Exercise instructions:
Look through the listing below and give the number of lines that hold "vivek". Say nothing more.

◇ ◇ ◇ ◇ ◇ ◇ ◇

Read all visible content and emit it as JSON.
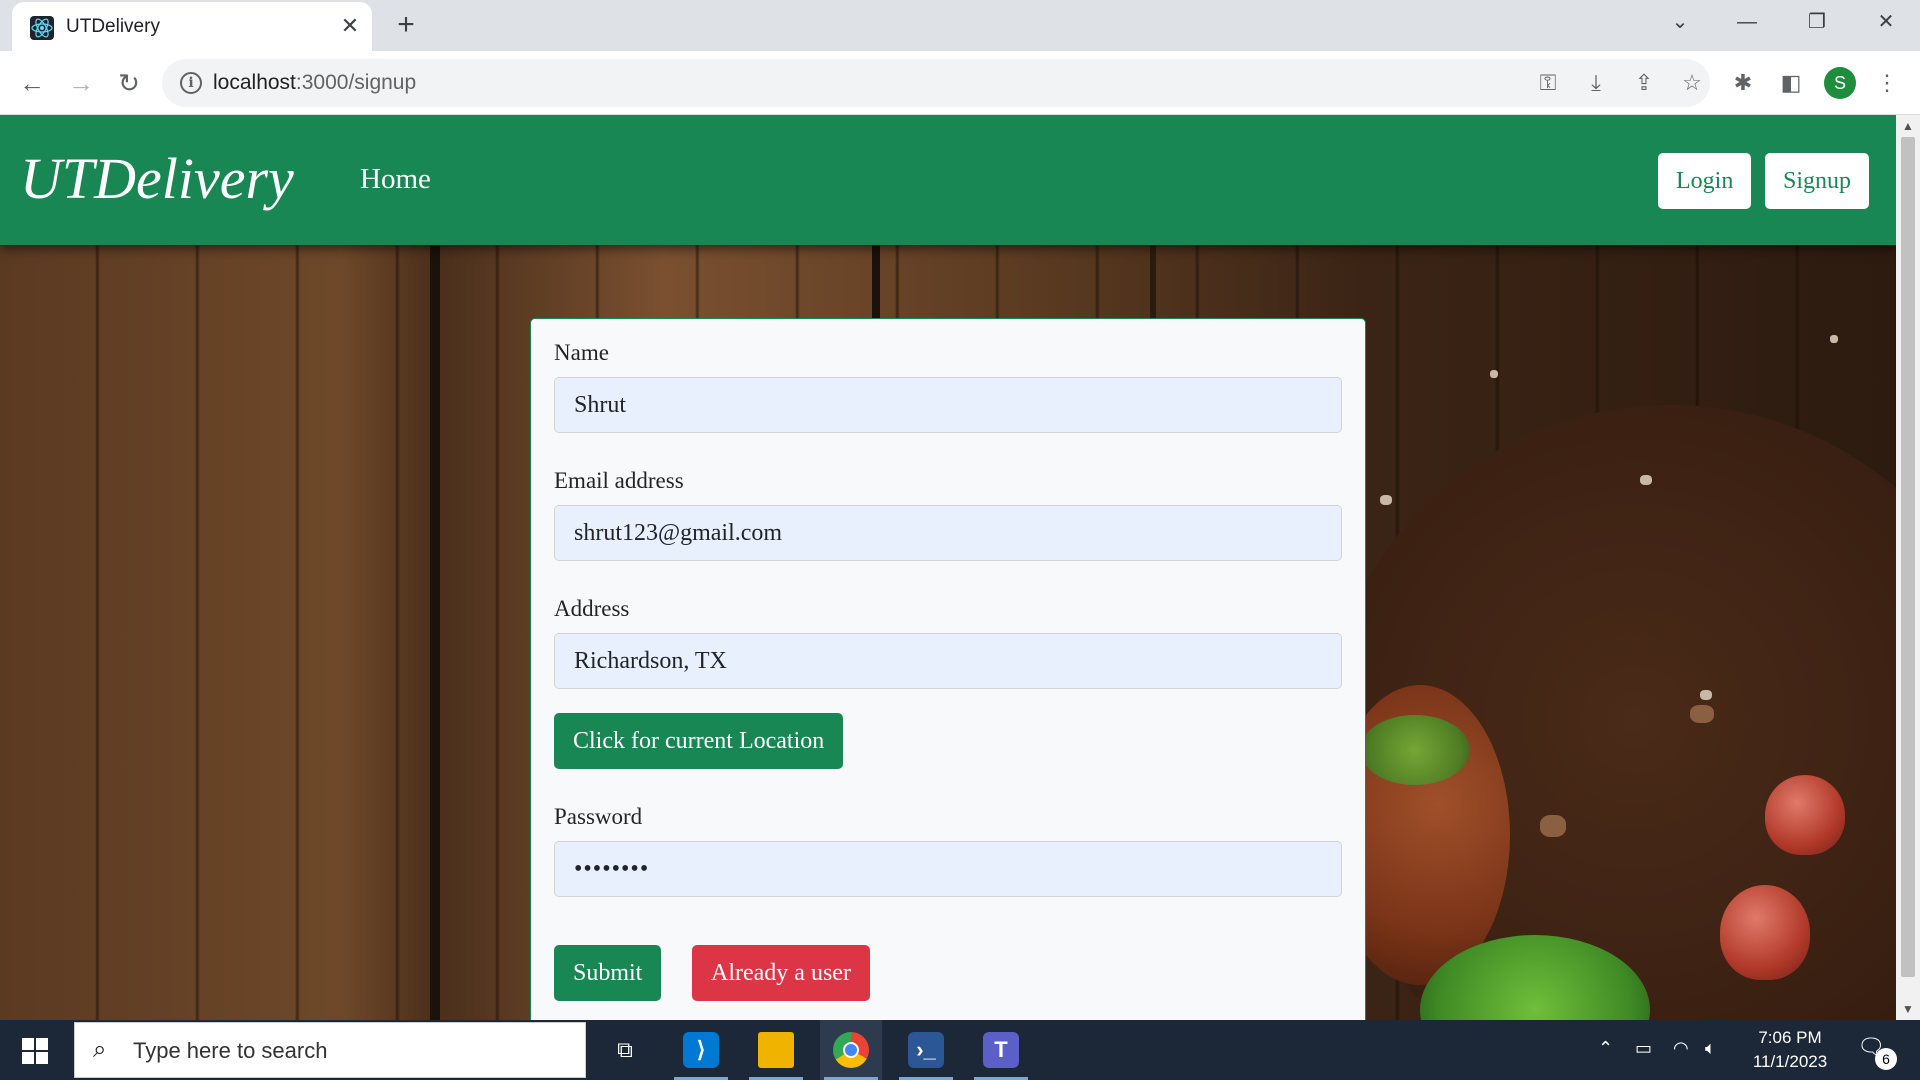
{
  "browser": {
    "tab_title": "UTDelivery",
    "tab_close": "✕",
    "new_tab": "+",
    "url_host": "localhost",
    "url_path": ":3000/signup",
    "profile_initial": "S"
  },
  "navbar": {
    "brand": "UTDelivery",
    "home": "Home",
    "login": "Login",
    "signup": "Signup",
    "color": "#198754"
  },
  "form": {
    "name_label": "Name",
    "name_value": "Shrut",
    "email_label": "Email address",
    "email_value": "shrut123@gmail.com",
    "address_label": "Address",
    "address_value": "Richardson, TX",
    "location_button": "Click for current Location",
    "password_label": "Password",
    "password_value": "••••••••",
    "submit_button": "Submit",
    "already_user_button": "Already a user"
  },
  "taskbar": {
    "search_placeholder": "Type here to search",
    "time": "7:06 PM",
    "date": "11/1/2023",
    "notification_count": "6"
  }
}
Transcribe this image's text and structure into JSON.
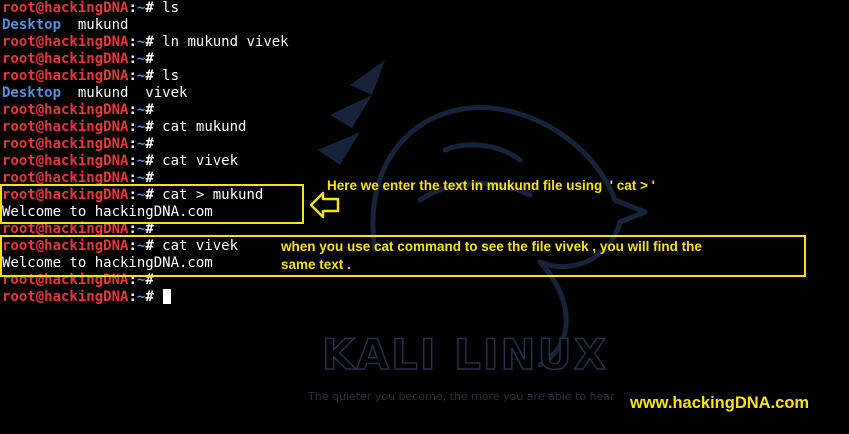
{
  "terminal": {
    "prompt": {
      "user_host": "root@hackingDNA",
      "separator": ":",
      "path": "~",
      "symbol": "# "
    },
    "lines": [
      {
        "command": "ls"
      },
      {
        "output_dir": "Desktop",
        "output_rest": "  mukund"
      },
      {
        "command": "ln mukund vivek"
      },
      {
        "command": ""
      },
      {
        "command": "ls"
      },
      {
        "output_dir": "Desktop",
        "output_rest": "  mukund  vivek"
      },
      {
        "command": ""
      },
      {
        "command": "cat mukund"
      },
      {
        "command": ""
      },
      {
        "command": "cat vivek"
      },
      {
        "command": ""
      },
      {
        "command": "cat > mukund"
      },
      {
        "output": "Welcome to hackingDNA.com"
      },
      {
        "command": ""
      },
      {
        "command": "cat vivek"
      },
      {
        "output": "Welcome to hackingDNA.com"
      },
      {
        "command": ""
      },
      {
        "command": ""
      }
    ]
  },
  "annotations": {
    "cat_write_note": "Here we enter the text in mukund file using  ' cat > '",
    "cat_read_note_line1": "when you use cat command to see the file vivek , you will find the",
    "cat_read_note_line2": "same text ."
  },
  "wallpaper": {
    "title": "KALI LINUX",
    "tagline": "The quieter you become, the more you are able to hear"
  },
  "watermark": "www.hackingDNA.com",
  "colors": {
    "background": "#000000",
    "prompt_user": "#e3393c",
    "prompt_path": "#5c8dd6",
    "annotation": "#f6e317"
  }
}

◇ ◇ ◇ ◇ ◇ ◇ ◇

Response to this task:
5